Start RECORD EXTRACTS

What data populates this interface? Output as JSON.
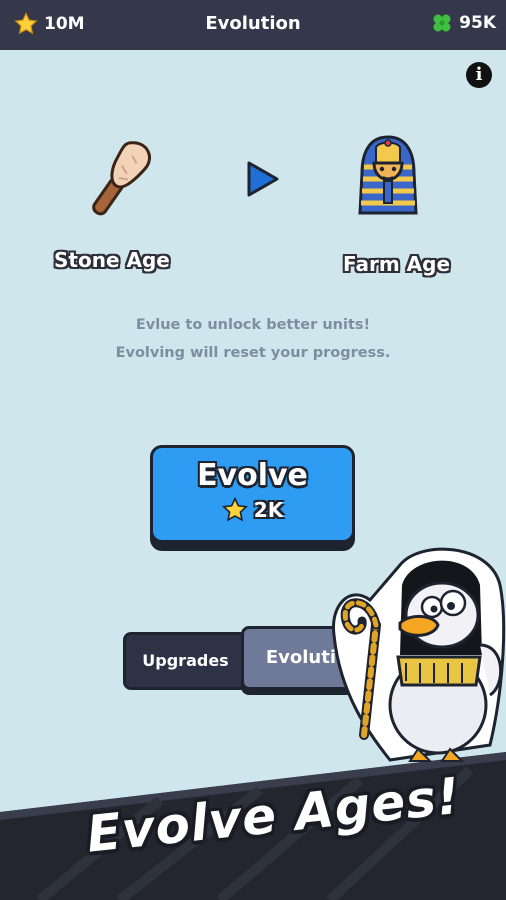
{
  "header": {
    "stars_value": "10M",
    "title": "Evolution",
    "clover_value": "95K"
  },
  "ages": {
    "current_label": "Stone Age",
    "next_label": "Farm Age",
    "current_icon": "club-icon",
    "next_icon": "pharaoh-mask-icon"
  },
  "description": {
    "line1": "Evlue to unlock better units!",
    "line2": "Evolving will reset your progress."
  },
  "evolve_button": {
    "label": "Evolve",
    "cost": "2K"
  },
  "tabs": [
    {
      "label": "Upgrades"
    },
    {
      "label": "Evolution"
    }
  ],
  "banner": {
    "text": "Evolve Ages!"
  },
  "colors": {
    "background": "#cfe6ec",
    "topbar": "#34384a",
    "evolve_button": "#2d9cf2",
    "star": "#ffd23a",
    "clover": "#3fbf3f"
  }
}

End RECORD EXTRACTS

*EXERCISE DETAILS*
Copy every line of the data word for word, omitting the images.

*COMPLETE RESPONSE*
What data populates this interface? Output as JSON.
{
  "header": {
    "stars_value": "10M",
    "title": "Evolution",
    "clover_value": "95K"
  },
  "ages": {
    "current_label": "Stone Age",
    "next_label": "Farm Age",
    "current_icon": "club-icon",
    "next_icon": "pharaoh-mask-icon"
  },
  "description": {
    "line1": "Evlue to unlock better units!",
    "line2": "Evolving will reset your progress."
  },
  "evolve_button": {
    "label": "Evolve",
    "cost": "2K"
  },
  "tabs": [
    {
      "label": "Upgrades"
    },
    {
      "label": "Evolution"
    }
  ],
  "banner": {
    "text": "Evolve Ages!"
  },
  "colors": {
    "background": "#cfe6ec",
    "topbar": "#34384a",
    "evolve_button": "#2d9cf2",
    "star": "#ffd23a",
    "clover": "#3fbf3f"
  }
}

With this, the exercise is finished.